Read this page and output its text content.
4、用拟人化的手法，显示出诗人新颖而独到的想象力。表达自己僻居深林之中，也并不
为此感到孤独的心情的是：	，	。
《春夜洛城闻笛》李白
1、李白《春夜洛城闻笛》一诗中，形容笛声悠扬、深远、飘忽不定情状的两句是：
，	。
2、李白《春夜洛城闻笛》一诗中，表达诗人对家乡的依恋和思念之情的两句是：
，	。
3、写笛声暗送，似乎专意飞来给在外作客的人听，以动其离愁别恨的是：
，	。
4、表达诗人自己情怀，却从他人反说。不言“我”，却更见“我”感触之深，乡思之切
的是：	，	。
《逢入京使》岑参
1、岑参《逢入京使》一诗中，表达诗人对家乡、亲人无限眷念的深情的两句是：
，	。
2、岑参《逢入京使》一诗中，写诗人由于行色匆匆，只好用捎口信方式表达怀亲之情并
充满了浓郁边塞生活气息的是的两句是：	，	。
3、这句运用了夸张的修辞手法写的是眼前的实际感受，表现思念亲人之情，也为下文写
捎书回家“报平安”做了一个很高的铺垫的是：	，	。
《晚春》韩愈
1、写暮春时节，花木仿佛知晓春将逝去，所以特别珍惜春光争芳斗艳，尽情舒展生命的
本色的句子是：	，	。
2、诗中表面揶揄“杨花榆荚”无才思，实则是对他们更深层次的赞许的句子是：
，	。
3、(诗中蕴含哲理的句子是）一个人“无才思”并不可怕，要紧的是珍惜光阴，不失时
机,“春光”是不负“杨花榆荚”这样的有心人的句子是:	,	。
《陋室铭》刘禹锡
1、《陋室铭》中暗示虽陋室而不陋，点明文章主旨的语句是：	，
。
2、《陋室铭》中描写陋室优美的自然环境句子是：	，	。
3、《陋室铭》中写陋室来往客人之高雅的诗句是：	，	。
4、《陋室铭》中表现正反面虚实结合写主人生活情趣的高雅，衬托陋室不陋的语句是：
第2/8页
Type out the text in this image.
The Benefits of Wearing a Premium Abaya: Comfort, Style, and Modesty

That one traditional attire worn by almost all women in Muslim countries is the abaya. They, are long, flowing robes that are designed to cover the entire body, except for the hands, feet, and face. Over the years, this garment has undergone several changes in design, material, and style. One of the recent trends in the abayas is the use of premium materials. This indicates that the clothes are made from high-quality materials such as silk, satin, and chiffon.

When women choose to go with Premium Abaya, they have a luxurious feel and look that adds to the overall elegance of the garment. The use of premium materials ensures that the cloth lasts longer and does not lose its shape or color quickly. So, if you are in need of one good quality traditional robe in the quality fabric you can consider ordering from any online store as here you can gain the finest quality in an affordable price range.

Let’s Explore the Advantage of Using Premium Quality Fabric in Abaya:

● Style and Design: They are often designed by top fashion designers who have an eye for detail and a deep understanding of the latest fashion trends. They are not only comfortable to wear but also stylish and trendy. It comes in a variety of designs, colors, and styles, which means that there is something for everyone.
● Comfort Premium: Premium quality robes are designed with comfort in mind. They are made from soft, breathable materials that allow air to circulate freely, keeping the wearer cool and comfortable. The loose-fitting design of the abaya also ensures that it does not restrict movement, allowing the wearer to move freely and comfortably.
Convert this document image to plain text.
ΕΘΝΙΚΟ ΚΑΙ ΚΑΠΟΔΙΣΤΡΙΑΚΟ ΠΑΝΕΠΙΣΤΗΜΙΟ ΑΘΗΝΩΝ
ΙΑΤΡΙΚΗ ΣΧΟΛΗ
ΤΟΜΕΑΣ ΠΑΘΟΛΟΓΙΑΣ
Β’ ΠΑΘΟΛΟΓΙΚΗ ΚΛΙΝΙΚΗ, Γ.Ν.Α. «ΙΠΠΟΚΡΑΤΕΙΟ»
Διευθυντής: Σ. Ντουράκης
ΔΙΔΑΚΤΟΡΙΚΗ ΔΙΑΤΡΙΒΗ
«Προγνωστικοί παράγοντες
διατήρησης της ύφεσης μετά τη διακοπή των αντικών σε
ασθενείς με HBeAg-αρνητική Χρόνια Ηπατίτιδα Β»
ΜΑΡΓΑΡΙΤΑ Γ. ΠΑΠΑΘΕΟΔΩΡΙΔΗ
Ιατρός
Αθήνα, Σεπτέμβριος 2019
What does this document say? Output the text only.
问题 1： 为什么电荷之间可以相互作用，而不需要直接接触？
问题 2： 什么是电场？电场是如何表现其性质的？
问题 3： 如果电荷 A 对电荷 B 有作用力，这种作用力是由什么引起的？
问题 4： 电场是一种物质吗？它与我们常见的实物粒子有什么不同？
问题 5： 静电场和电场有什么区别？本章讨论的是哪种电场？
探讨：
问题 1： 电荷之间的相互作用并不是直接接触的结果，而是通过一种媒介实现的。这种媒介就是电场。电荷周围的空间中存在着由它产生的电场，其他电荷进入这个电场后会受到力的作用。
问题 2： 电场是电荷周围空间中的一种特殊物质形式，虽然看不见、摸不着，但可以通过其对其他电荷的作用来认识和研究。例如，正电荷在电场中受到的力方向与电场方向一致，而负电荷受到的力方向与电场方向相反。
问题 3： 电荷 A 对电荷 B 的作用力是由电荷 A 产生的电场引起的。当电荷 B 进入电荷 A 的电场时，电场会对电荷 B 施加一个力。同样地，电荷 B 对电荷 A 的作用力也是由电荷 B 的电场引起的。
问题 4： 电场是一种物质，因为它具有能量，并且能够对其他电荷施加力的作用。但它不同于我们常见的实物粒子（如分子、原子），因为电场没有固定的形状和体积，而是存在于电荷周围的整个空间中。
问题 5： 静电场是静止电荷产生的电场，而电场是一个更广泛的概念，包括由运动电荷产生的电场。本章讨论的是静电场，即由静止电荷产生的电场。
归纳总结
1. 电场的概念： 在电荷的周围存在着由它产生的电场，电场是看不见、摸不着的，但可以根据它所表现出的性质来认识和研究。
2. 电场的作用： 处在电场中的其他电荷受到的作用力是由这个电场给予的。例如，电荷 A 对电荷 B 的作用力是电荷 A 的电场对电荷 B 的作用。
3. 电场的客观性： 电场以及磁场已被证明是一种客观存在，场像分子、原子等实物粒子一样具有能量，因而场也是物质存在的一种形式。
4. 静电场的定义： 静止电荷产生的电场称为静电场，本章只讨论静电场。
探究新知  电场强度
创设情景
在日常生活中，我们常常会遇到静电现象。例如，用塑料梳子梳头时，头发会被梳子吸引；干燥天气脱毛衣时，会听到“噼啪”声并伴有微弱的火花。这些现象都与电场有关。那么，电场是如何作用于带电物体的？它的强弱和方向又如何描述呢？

- The problem
Extract each line of the listing above, copying it word for word.

- Correct result
Read this page and output its text content.
4、用拟人化的手法，显示出诗人新颖而独到的想象力。表达自己僻居深林之中，也并不
为此感到孤独的心情的是：	，	。
《春夜洛城闻笛》李白
1、李白《春夜洛城闻笛》一诗中，形容笛声悠扬、深远、飘忽不定情状的两句是：
，	。
2、李白《春夜洛城闻笛》一诗中，表达诗人对家乡的依恋和思念之情的两句是：
，	。
3、写笛声暗送，似乎专意飞来给在外作客的人听，以动其离愁别恨的是：
，	。
4、表达诗人自己情怀，却从他人反说。不言“我”，却更见“我”感触之深，乡思之切
的是：	，	。
《逢入京使》岑参
1、岑参《逢入京使》一诗中，表达诗人对家乡、亲人无限眷念的深情的两句是：
，	。
2、岑参《逢入京使》一诗中，写诗人由于行色匆匆，只好用捎口信方式表达怀亲之情并
充满了浓郁边塞生活气息的是的两句是：	，	。
3、这句运用了夸张的修辞手法写的是眼前的实际感受，表现思念亲人之情，也为下文写
捎书回家“报平安”做了一个很高的铺垫的是：	，	。
《晚春》韩愈
1、写暮春时节，花木仿佛知晓春将逝去，所以特别珍惜春光争芳斗艳，尽情舒展生命的
本色的句子是：	，	。
2、诗中表面揶揄“杨花榆荚”无才思，实则是对他们更深层次的赞许的句子是：
，	。
3、(诗中蕴含哲理的句子是）一个人“无才思”并不可怕，要紧的是珍惜光阴，不失时
机,“春光”是不负“杨花榆荚”这样的有心人的句子是:	,	。
《陋室铭》刘禹锡
1、《陋室铭》中暗示虽陋室而不陋，点明文章主旨的语句是：	，
。
2、《陋室铭》中描写陋室优美的自然环境句子是：	，	。
3、《陋室铭》中写陋室来往客人之高雅的诗句是：	，	。
4、《陋室铭》中表现正反面虚实结合写主人生活情趣的高雅，衬托陋室不陋的语句是：
第2/8页
Type out the text in this image.
The Benefits of Wearing a Premium Abaya: Comfort, Style, and Modesty

That one traditional attire worn by almost all women in Muslim countries is the abaya. They, are long, flowing robes that are designed to cover the entire body, except for the hands, feet, and face. Over the years, this garment has undergone several changes in design, material, and style. One of the recent trends in the abayas is the use of premium materials. This indicates that the clothes are made from high-quality materials such as silk, satin, and chiffon.

When women choose to go with Premium Abaya, they have a luxurious feel and look that adds to the overall elegance of the garment. The use of premium materials ensures that the cloth lasts longer and does not lose its shape or color quickly. So, if you are in need of one good quality traditional robe in the quality fabric you can consider ordering from any online store as here you can gain the finest quality in an affordable price range.

Let’s Explore the Advantage of Using Premium Quality Fabric in Abaya:

● Style and Design: They are often designed by top fashion designers who have an eye for detail and a deep understanding of the latest fashion trends. They are not only comfortable to wear but also stylish and trendy. It comes in a variety of designs, colors, and styles, which means that there is something for everyone.
● Comfort Premium: Premium quality robes are designed with comfort in mind. They are made from soft, breathable materials that allow air to circulate freely, keeping the wearer cool and comfortable. The loose-fitting design of the abaya also ensures that it does not restrict movement, allowing the wearer to move freely and comfortably.
Convert this document image to plain text.
ΕΘΝΙΚΟ ΚΑΙ ΚΑΠΟΔΙΣΤΡΙΑΚΟ ΠΑΝΕΠΙΣΤΗΜΙΟ ΑΘΗΝΩΝ
ΙΑΤΡΙΚΗ ΣΧΟΛΗ
ΤΟΜΕΑΣ ΠΑΘΟΛΟΓΙΑΣ
Β’ ΠΑΘΟΛΟΓΙΚΗ ΚΛΙΝΙΚΗ, Γ.Ν.Α. «ΙΠΠΟΚΡΑΤΕΙΟ»
Διευθυντής: Σ. Ντουράκης
ΔΙΔΑΚΤΟΡΙΚΗ ΔΙΑΤΡΙΒΗ
«Προγνωστικοί παράγοντες
διατήρησης της ύφεσης μετά τη διακοπή των αντικών σε
ασθενείς με HBeAg-αρνητική Χρόνια Ηπατίτιδα Β»
ΜΑΡΓΑΡΙΤΑ Γ. ΠΑΠΑΘΕΟΔΩΡΙΔΗ
Ιατρός
Αθήνα, Σεπτέμβριος 2019
What does this document say? Output the text only.
问题 1： 为什么电荷之间可以相互作用，而不需要直接接触？
问题 2： 什么是电场？电场是如何表现其性质的？
问题 3： 如果电荷 A 对电荷 B 有作用力，这种作用力是由什么引起的？
问题 4： 电场是一种物质吗？它与我们常见的实物粒子有什么不同？
问题 5： 静电场和电场有什么区别？本章讨论的是哪种电场？
探讨：
问题 1： 电荷之间的相互作用并不是直接接触的结果，而是通过一种媒介实现的。这种媒介就是电场。电荷周围的空间中存在着由它产生的电场，其他电荷进入这个电场后会受到力的作用。
问题 2： 电场是电荷周围空间中的一种特殊物质形式，虽然看不见、摸不着，但可以通过其对其他电荷的作用来认识和研究。例如，正电荷在电场中受到的力方向与电场方向一致，而负电荷受到的力方向与电场方向相反。
问题 3： 电荷 A 对电荷 B 的作用力是由电荷 A 产生的电场引起的。当电荷 B 进入电荷 A 的电场时，电场会对电荷 B 施加一个力。同样地，电荷 B 对电荷 A 的作用力也是由电荷 B 的电场引起的。
问题 4： 电场是一种物质，因为它具有能量，并且能够对其他电荷施加力的作用。但它不同于我们常见的实物粒子（如分子、原子），因为电场没有固定的形状和体积，而是存在于电荷周围的整个空间中。
问题 5： 静电场是静止电荷产生的电场，而电场是一个更广泛的概念，包括由运动电荷产生的电场。本章讨论的是静电场，即由静止电荷产生的电场。
归纳总结
1. 电场的概念： 在电荷的周围存在着由它产生的电场，电场是看不见、摸不着的，但可以根据它所表现出的性质来认识和研究。
2. 电场的作用： 处在电场中的其他电荷受到的作用力是由这个电场给予的。例如，电荷 A 对电荷 B 的作用力是电荷 A 的电场对电荷 B 的作用。
3. 电场的客观性： 电场以及磁场已被证明是一种客观存在，场像分子、原子等实物粒子一样具有能量，因而场也是物质存在的一种形式。
4. 静电场的定义： 静止电荷产生的电场称为静电场，本章只讨论静电场。
探究新知  电场强度
创设情景
在日常生活中，我们常常会遇到静电现象。例如，用塑料梳子梳头时，头发会被梳子吸引；干燥天气脱毛衣时，会听到“噼啪”声并伴有微弱的火花。这些现象都与电场有关。那么，电场是如何作用于带电物体的？它的强弱和方向又如何描述呢？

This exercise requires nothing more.